## Dataset entries
>> begin
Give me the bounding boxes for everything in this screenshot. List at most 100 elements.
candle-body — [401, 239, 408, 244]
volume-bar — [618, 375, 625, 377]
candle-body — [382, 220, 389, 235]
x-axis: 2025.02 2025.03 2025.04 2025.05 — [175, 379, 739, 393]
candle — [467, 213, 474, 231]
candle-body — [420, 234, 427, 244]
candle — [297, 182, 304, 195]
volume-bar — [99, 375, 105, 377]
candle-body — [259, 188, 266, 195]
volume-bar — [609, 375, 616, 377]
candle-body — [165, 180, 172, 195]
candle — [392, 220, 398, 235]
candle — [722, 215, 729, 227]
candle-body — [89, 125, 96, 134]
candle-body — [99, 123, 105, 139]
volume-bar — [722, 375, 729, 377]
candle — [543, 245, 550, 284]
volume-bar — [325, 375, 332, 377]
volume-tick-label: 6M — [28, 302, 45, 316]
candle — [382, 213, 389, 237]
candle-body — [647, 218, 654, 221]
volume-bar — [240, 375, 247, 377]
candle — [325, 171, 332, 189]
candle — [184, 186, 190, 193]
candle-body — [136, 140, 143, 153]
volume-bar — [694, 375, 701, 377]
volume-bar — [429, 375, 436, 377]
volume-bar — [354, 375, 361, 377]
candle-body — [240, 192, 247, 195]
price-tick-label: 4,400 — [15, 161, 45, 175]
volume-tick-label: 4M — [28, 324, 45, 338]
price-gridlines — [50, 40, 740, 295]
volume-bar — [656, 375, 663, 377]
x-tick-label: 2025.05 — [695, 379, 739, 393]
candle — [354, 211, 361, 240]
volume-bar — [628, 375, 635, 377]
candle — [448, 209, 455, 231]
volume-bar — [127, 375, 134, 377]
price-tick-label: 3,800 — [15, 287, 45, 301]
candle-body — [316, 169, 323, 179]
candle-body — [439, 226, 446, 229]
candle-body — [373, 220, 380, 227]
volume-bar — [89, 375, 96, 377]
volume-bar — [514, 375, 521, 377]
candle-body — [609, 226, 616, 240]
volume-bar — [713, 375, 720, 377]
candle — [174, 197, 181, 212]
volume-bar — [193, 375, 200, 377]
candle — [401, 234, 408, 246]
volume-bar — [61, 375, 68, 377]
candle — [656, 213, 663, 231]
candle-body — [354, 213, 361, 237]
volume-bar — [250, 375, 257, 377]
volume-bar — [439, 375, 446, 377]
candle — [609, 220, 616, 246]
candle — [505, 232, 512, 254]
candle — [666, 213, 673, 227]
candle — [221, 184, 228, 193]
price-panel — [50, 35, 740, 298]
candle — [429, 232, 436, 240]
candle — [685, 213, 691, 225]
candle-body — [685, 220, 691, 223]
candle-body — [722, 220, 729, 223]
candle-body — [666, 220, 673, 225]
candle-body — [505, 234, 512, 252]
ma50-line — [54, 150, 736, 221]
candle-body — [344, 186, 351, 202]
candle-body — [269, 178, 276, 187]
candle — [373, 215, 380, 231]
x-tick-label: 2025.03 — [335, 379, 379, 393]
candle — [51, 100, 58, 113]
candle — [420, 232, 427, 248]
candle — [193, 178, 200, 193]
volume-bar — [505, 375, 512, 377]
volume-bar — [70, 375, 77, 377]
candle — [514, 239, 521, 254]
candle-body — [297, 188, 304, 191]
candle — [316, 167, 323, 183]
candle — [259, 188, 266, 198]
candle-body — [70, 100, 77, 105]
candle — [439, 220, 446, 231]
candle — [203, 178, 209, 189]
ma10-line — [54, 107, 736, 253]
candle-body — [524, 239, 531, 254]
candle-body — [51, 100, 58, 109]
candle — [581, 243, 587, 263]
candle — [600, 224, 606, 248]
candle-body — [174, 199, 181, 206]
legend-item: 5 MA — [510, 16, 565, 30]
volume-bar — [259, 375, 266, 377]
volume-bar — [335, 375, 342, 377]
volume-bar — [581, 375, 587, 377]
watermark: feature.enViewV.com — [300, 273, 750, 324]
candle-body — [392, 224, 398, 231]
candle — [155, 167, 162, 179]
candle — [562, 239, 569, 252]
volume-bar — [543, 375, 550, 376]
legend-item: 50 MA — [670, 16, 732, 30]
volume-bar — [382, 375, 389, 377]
>> end
## The request
Copy every line of all the items above, character for character, keeping the original order.

## Task solution
Give me the bounding boxes for everything in this screenshot. List at most 100 elements.
candle-body — [401, 239, 408, 244]
volume-bar — [618, 375, 625, 377]
candle-body — [382, 220, 389, 235]
x-axis: 2025.02 2025.03 2025.04 2025.05 — [175, 379, 739, 393]
candle — [467, 213, 474, 231]
candle-body — [420, 234, 427, 244]
candle — [297, 182, 304, 195]
volume-bar — [99, 375, 105, 377]
candle-body — [259, 188, 266, 195]
volume-bar — [609, 375, 616, 377]
candle-body — [165, 180, 172, 195]
candle — [392, 220, 398, 235]
candle — [722, 215, 729, 227]
candle-body — [89, 125, 96, 134]
candle-body — [99, 123, 105, 139]
volume-bar — [722, 375, 729, 377]
candle — [543, 245, 550, 284]
volume-bar — [325, 375, 332, 377]
volume-tick-label: 6M — [28, 302, 45, 316]
candle — [382, 213, 389, 237]
candle-body — [647, 218, 654, 221]
volume-bar — [240, 375, 247, 377]
candle — [325, 171, 332, 189]
candle — [184, 186, 190, 193]
candle-body — [136, 140, 143, 153]
volume-bar — [694, 375, 701, 377]
volume-bar — [429, 375, 436, 377]
volume-bar — [354, 375, 361, 377]
candle-body — [240, 192, 247, 195]
price-tick-label: 4,400 — [15, 161, 45, 175]
volume-tick-label: 4M — [28, 324, 45, 338]
price-gridlines — [50, 40, 740, 295]
volume-bar — [656, 375, 663, 377]
x-tick-label: 2025.05 — [695, 379, 739, 393]
candle — [354, 211, 361, 240]
volume-bar — [628, 375, 635, 377]
candle — [448, 209, 455, 231]
volume-bar — [127, 375, 134, 377]
price-tick-label: 3,800 — [15, 287, 45, 301]
candle-body — [316, 169, 323, 179]
candle-body — [439, 226, 446, 229]
candle-body — [373, 220, 380, 227]
volume-bar — [89, 375, 96, 377]
volume-bar — [514, 375, 521, 377]
candle-body — [609, 226, 616, 240]
volume-bar — [713, 375, 720, 377]
candle — [174, 197, 181, 212]
volume-bar — [193, 375, 200, 377]
candle — [401, 234, 408, 246]
volume-bar — [61, 375, 68, 377]
candle — [656, 213, 663, 231]
candle-body — [354, 213, 361, 237]
volume-bar — [250, 375, 257, 377]
volume-bar — [439, 375, 446, 377]
candle — [609, 220, 616, 246]
candle — [505, 232, 512, 254]
candle — [666, 213, 673, 227]
candle — [221, 184, 228, 193]
price-panel — [50, 35, 740, 298]
candle — [429, 232, 436, 240]
candle — [685, 213, 691, 225]
candle-body — [685, 220, 691, 223]
candle-body — [722, 220, 729, 223]
candle-body — [666, 220, 673, 225]
candle-body — [505, 234, 512, 252]
ma50-line — [54, 150, 736, 221]
candle-body — [344, 186, 351, 202]
candle-body — [269, 178, 276, 187]
candle — [373, 215, 380, 231]
x-tick-label: 2025.03 — [335, 379, 379, 393]
candle — [51, 100, 58, 113]
candle — [420, 232, 427, 248]
candle — [193, 178, 200, 193]
volume-bar — [505, 375, 512, 377]
volume-bar — [70, 375, 77, 377]
candle — [514, 239, 521, 254]
candle-body — [297, 188, 304, 191]
candle — [316, 167, 323, 183]
candle — [259, 188, 266, 198]
candle-body — [70, 100, 77, 105]
candle — [439, 220, 446, 231]
candle — [203, 178, 209, 189]
ma10-line — [54, 107, 736, 253]
candle-body — [524, 239, 531, 254]
candle-body — [51, 100, 58, 109]
candle — [581, 243, 587, 263]
candle — [600, 224, 606, 248]
candle-body — [174, 199, 181, 206]
legend-item: 5 MA — [510, 16, 565, 30]
volume-bar — [259, 375, 266, 377]
volume-bar — [335, 375, 342, 377]
volume-bar — [581, 375, 587, 377]
watermark: feature.enViewV.com — [300, 273, 750, 324]
candle-body — [392, 224, 398, 231]
candle — [155, 167, 162, 179]
candle — [562, 239, 569, 252]
volume-bar — [543, 375, 550, 376]
legend-item: 50 MA — [670, 16, 732, 30]
volume-bar — [382, 375, 389, 377]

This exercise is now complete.